Written task >> Please revise the stretch of the multi-monitor screenshot post from "This it's what" through "the screen contents.", putting "capture" wherever "snapshot" appears.
───── Page extract
3

I've a function to take a screenshot on windows platforms with the WinApi and C++. It works perfectly with one and two monitors but when I run it on a machine with 3 monitors or more it only takes the picture of two monitors.

I think my poblem is that the content of the monitor to the left of the "main" monitor gets cut of. Sadly I have no idea how to fix it or what I am doing wrong.

I have read about BitBlt & StretchBlt so I tryed it with them but no success.

This it's what I'm doing:

// Get the system metrics
const int width = GetSystemMetrics(SM_CXVIRTUALSCREEN);
const int height = GetSystemMetrics(SM_CYVIRTUALSCREEN);

The width & height gets calculated perfectly for all monitors.

// Create a normal DC and a memory DC for the entire screen. The normal DC provides a "snapshot" of the screen contents.
// The memory DC keeps a copy of this "snapshot" in the associated bitmap.
const HDC hdcScr = CreateDCW(TEXT("DISPLAY"), NULL, NULL, NULL);
const HDC hdcMem = CreateCompatibleDC(hdcScr);



if (!StretchBlt(hdcMem, 0, 0, width, height, hdcScr, 0, 0, width, height, SRCCOPY)) {
    return;
}


// Create a compatible bitmap for hdcScreen.
──────────
───── Supplied information
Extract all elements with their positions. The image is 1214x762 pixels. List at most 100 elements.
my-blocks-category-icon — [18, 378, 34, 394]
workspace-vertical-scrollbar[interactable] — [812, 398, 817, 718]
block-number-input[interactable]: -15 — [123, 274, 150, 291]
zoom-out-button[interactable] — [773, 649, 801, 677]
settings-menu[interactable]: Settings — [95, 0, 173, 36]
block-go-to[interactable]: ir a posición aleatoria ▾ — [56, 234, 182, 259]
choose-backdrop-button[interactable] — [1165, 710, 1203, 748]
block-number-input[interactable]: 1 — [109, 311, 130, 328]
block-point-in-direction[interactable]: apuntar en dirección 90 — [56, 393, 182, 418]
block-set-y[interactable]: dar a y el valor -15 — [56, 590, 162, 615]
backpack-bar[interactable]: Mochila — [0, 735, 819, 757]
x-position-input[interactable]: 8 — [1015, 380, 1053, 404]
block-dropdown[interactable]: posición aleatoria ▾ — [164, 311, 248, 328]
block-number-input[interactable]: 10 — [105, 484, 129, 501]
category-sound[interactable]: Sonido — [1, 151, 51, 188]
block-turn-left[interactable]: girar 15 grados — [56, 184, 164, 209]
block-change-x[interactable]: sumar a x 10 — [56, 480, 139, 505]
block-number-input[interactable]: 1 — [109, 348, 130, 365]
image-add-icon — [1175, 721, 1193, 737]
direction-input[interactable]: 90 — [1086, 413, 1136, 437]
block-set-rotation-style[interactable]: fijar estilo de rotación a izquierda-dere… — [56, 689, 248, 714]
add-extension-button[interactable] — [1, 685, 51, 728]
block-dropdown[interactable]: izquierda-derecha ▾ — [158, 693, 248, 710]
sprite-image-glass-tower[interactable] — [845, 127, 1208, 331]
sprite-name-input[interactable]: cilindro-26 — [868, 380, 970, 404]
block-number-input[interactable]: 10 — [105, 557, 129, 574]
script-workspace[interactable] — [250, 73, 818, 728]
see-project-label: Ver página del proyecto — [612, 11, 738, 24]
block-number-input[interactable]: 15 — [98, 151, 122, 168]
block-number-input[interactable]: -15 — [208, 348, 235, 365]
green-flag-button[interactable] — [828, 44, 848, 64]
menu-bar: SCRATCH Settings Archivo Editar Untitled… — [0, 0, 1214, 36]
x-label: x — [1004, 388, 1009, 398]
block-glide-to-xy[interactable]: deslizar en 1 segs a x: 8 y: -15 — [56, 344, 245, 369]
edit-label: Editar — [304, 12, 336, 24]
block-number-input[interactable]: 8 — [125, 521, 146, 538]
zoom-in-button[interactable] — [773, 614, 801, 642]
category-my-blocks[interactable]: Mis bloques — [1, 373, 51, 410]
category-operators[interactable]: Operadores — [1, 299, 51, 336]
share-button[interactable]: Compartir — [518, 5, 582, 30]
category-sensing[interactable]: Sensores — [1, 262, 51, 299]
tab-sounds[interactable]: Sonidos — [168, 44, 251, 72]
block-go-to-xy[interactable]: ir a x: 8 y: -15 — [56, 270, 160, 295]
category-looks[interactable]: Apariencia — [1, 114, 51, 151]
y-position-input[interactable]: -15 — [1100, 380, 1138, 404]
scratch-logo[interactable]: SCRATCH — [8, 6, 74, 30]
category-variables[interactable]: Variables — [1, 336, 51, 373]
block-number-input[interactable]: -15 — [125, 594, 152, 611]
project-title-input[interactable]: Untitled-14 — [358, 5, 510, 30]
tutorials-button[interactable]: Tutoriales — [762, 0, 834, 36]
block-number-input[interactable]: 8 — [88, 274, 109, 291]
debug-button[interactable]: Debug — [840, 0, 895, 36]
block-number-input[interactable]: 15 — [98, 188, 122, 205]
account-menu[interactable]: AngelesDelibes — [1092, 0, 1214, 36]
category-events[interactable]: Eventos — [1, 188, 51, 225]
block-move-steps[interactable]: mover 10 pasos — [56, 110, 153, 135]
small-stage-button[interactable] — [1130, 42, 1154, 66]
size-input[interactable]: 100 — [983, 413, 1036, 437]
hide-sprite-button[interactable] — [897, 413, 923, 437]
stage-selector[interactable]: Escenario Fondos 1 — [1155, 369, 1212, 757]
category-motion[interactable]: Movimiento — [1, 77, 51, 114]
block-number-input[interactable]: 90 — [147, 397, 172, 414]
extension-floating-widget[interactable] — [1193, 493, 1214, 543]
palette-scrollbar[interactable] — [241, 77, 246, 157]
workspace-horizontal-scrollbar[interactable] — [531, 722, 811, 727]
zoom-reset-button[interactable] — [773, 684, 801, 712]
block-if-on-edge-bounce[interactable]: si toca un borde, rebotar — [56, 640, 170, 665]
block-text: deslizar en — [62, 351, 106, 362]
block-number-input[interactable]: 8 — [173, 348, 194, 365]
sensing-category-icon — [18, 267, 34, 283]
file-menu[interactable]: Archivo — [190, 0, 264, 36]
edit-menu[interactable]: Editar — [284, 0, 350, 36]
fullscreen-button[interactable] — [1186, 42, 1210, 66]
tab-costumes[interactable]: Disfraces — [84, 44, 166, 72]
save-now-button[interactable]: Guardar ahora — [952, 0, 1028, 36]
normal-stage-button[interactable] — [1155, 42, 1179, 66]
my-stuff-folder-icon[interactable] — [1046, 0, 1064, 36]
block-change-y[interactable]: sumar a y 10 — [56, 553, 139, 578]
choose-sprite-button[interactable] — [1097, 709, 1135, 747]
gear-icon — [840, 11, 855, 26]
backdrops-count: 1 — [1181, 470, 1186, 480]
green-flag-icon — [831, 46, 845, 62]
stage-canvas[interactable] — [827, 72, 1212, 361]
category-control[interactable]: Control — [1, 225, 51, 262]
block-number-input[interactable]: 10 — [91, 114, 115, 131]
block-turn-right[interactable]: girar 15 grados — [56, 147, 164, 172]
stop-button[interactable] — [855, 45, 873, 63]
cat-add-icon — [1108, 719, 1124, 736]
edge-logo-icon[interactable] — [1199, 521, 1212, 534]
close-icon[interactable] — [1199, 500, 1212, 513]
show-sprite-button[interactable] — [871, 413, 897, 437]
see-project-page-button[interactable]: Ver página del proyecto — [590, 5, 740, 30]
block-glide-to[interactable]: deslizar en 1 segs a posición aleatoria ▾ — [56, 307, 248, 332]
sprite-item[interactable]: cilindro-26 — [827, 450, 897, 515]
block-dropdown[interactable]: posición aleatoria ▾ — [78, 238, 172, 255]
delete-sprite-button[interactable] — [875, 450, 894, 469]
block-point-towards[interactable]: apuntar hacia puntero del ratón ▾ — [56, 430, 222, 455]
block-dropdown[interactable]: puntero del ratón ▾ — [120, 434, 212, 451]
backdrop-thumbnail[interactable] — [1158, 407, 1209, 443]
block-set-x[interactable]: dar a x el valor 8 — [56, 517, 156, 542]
──────────
Result of this task >>
This it's what I'm doing:

// Get the system metrics
const int width = GetSystemMetrics(SM_CXVIRTUALSCREEN);
const int height = GetSystemMetrics(SM_CYVIRTUALSCREEN);

The width & height gets calculated perfectly for all monitors.

// Create a normal DC and a memory DC for the entire screen. The normal DC provides a "capture" of the screen contents.